**Task instructions:** Every line below that holds the string "text" should be copied out.

**Extracted data:**
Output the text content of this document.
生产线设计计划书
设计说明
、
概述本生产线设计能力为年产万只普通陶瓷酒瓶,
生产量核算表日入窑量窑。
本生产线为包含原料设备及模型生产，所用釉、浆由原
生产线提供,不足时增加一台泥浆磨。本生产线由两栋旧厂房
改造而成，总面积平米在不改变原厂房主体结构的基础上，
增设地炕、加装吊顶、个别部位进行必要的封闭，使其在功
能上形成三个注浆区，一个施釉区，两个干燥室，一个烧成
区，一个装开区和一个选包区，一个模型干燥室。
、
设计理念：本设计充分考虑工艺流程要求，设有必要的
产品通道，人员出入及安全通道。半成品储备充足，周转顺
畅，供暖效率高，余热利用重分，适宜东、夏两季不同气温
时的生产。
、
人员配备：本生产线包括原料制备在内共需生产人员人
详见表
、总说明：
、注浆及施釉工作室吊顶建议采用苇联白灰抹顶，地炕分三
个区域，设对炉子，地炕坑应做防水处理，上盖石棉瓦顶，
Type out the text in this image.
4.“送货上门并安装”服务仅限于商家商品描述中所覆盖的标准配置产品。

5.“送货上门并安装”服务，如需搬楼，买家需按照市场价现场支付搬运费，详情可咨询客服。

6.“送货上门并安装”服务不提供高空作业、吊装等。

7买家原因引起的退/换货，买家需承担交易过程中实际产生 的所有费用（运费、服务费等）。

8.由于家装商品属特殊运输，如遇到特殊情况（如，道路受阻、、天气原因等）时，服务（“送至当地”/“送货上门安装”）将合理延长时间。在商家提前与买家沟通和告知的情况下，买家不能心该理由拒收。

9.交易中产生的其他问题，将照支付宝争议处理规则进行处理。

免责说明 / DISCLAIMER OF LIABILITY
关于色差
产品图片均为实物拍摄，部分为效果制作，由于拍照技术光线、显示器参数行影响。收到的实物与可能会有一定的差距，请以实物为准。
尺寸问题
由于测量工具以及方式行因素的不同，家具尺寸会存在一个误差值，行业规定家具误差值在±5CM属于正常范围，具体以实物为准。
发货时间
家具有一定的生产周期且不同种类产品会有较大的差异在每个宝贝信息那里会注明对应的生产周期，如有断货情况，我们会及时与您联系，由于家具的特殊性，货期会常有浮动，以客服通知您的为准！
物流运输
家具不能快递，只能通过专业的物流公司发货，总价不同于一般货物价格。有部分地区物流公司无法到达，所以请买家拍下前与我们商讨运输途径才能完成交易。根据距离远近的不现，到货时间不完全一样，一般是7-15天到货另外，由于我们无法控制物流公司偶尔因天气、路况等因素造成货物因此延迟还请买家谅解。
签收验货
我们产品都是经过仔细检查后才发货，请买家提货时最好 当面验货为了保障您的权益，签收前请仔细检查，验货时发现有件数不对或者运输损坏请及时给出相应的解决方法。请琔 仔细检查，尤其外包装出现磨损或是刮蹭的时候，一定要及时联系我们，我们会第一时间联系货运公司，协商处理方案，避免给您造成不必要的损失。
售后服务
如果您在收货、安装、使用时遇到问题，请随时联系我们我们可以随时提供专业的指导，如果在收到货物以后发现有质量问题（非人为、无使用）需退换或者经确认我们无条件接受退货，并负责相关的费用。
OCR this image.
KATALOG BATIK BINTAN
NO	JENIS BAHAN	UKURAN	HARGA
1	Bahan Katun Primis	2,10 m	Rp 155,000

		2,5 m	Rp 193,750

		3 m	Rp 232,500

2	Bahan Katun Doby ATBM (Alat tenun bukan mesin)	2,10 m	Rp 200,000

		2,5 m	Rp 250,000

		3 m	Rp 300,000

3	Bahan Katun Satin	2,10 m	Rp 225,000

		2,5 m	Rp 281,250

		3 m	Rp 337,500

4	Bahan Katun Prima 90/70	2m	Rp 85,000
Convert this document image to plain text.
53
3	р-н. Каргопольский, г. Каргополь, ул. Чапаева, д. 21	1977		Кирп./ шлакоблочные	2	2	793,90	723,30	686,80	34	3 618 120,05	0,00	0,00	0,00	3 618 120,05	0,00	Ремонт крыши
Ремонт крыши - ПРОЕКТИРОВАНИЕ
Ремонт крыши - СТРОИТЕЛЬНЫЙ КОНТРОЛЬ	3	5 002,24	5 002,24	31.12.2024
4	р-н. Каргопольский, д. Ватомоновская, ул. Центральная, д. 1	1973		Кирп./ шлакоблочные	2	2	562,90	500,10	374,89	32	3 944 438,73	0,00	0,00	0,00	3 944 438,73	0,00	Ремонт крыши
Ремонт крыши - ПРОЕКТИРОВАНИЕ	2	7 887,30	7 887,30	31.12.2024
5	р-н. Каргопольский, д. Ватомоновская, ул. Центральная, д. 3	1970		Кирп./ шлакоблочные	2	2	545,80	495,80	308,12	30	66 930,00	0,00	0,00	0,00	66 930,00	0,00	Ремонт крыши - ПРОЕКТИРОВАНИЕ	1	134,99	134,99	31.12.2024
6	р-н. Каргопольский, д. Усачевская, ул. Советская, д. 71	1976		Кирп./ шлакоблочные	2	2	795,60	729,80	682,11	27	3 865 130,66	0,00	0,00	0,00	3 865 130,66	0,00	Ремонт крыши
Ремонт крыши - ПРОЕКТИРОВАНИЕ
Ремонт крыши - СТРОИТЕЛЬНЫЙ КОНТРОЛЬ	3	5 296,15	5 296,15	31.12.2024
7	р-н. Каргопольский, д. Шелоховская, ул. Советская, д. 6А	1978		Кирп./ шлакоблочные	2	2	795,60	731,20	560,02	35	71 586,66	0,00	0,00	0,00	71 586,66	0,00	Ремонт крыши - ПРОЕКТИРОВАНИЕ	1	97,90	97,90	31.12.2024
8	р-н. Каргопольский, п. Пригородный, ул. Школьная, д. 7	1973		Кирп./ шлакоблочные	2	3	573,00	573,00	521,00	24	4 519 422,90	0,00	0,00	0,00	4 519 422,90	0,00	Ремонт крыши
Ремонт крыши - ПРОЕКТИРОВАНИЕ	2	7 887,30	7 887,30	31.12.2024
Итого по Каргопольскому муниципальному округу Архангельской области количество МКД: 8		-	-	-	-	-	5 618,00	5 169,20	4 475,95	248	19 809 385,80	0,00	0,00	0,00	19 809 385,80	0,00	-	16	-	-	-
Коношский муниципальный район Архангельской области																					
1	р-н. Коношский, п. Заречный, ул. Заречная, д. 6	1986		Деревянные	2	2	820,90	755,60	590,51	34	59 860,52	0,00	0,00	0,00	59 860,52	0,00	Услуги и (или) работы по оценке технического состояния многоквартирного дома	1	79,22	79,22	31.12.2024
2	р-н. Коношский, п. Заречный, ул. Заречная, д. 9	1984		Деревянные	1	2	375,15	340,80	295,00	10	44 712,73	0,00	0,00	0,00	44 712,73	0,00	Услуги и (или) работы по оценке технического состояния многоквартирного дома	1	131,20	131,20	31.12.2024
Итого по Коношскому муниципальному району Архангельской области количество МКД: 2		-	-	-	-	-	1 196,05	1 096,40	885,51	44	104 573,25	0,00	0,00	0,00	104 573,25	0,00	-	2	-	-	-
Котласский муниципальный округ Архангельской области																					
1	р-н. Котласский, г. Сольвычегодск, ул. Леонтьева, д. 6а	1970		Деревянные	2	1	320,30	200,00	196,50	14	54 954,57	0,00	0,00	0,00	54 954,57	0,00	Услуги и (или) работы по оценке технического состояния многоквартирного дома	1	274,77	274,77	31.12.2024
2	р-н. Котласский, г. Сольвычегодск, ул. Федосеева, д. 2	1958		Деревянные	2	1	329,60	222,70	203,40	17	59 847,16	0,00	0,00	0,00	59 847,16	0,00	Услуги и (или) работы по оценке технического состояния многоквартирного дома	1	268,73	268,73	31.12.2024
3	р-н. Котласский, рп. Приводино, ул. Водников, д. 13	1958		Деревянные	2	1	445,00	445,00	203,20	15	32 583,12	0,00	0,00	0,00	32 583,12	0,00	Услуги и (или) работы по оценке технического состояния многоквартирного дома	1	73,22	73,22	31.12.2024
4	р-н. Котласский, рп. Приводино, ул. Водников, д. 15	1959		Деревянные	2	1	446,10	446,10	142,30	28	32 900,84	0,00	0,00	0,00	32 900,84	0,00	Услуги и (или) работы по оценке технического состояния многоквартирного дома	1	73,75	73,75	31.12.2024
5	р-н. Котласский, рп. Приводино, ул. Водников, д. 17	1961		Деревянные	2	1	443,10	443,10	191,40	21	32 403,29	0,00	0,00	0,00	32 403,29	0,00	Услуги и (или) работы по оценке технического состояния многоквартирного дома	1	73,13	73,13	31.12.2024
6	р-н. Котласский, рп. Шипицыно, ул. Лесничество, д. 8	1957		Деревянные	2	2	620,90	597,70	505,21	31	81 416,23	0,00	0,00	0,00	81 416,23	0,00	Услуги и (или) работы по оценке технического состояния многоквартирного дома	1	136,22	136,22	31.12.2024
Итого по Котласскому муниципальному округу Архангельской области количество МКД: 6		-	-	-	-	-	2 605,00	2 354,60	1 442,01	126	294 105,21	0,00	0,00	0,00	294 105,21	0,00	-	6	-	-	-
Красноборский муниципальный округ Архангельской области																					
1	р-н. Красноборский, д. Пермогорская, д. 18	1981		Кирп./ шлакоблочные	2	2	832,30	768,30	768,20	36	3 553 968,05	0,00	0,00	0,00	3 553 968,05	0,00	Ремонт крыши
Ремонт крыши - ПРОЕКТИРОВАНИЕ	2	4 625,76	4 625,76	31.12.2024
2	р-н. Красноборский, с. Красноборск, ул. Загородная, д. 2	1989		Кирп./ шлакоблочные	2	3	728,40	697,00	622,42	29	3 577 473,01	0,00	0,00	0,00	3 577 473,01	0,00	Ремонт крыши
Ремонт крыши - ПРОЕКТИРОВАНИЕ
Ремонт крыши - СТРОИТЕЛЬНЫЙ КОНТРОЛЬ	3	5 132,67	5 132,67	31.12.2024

**In response:**
Output the text content of this document.
Type out the text in this image.
Convert this document image to plain text.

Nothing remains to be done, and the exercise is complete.